(Dataset records)
□ □ □

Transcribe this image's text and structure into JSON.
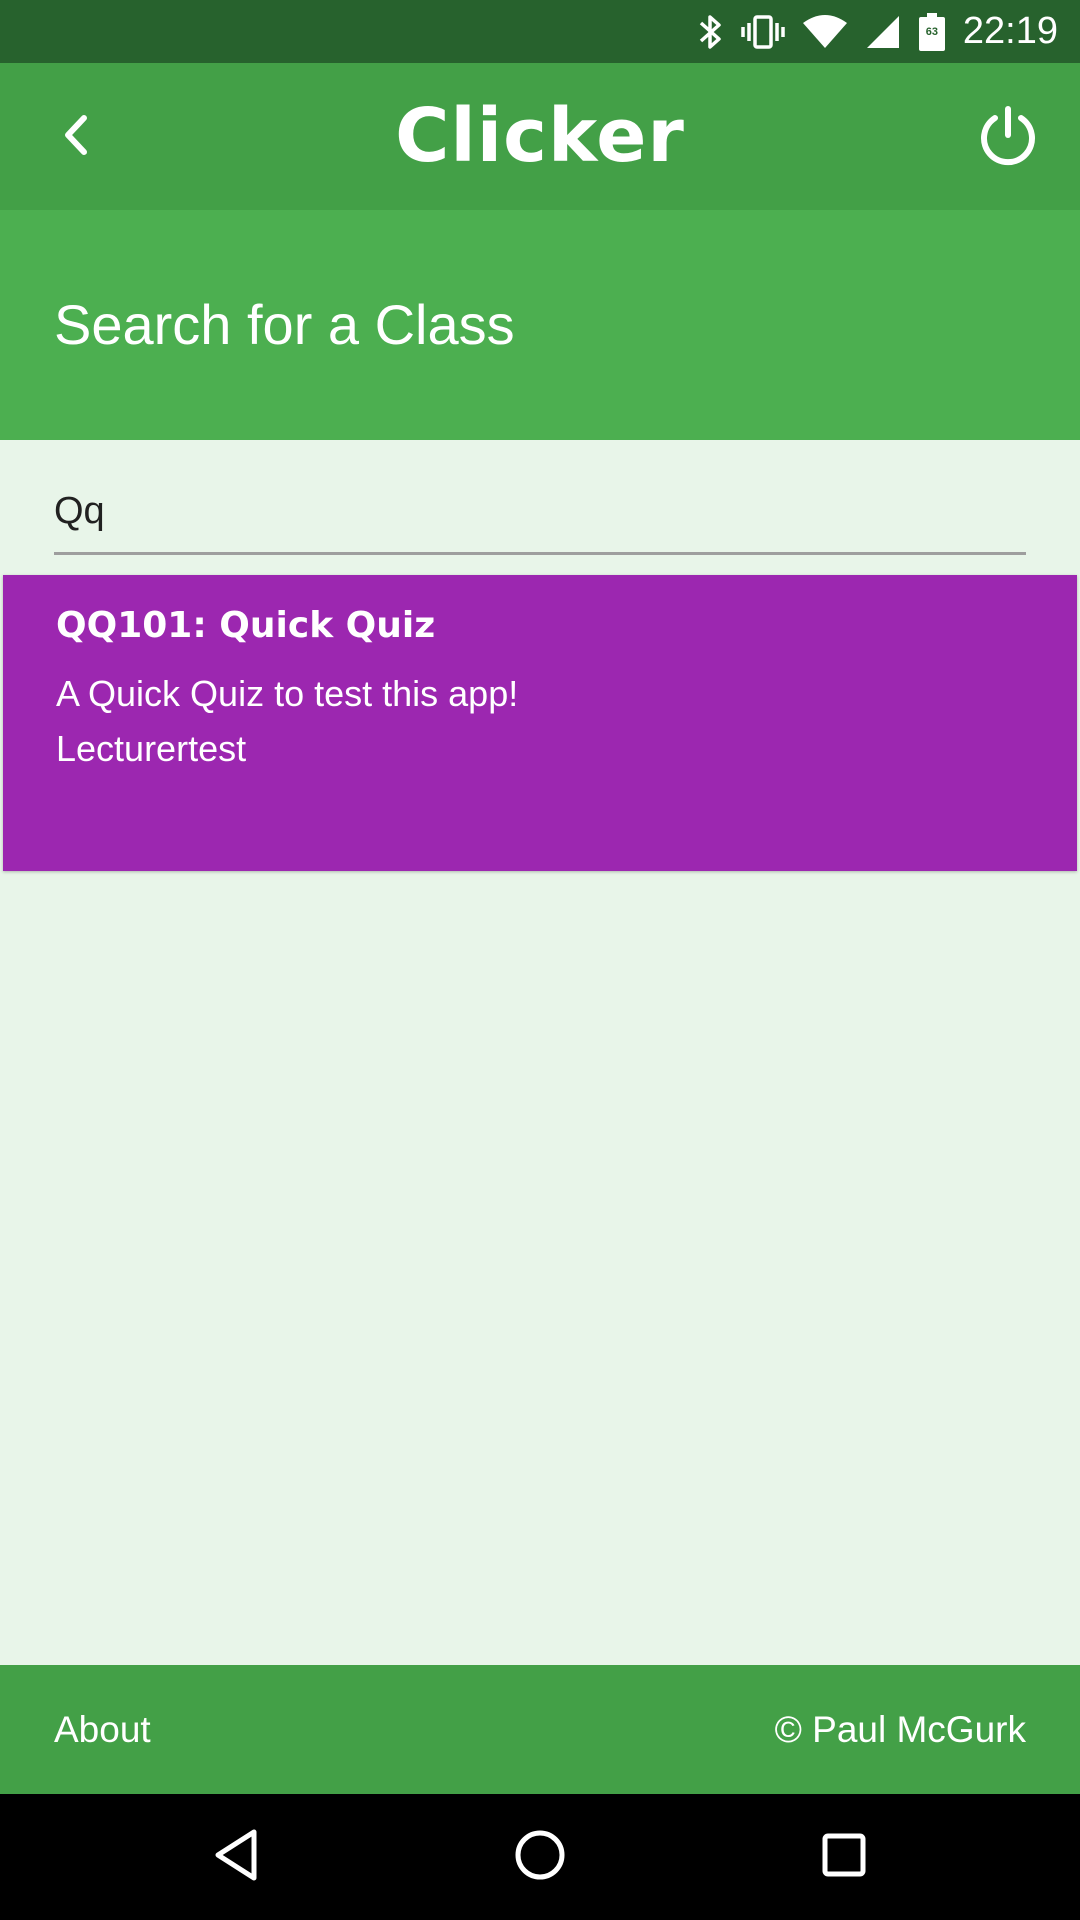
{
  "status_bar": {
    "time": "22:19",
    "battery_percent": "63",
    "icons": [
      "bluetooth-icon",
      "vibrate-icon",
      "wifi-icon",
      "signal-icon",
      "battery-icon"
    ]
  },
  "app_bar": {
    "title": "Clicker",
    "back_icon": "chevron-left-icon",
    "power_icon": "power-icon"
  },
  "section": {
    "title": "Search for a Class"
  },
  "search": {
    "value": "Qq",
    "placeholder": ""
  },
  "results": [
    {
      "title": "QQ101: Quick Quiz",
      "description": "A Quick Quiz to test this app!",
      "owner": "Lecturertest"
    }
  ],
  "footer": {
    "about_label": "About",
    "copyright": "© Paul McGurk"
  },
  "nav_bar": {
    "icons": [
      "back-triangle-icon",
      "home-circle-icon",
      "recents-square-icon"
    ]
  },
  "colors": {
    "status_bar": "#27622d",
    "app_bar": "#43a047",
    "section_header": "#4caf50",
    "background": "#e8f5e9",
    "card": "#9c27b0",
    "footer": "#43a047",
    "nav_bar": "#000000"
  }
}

□ □ □

Directions for this task: Copy out the data above exactly, except the pictures.

Answer to this task:
Transcribe this image's text and structure into JSON.
{
  "status_bar": {
    "time": "22:19",
    "battery_percent": "63",
    "icons": [
      "bluetooth-icon",
      "vibrate-icon",
      "wifi-icon",
      "signal-icon",
      "battery-icon"
    ]
  },
  "app_bar": {
    "title": "Clicker",
    "back_icon": "chevron-left-icon",
    "power_icon": "power-icon"
  },
  "section": {
    "title": "Search for a Class"
  },
  "search": {
    "value": "Qq",
    "placeholder": ""
  },
  "results": [
    {
      "title": "QQ101: Quick Quiz",
      "description": "A Quick Quiz to test this app!",
      "owner": "Lecturertest"
    }
  ],
  "footer": {
    "about_label": "About",
    "copyright": "© Paul McGurk"
  },
  "nav_bar": {
    "icons": [
      "back-triangle-icon",
      "home-circle-icon",
      "recents-square-icon"
    ]
  },
  "colors": {
    "status_bar": "#27622d",
    "app_bar": "#43a047",
    "section_header": "#4caf50",
    "background": "#e8f5e9",
    "card": "#9c27b0",
    "footer": "#43a047",
    "nav_bar": "#000000"
  }
}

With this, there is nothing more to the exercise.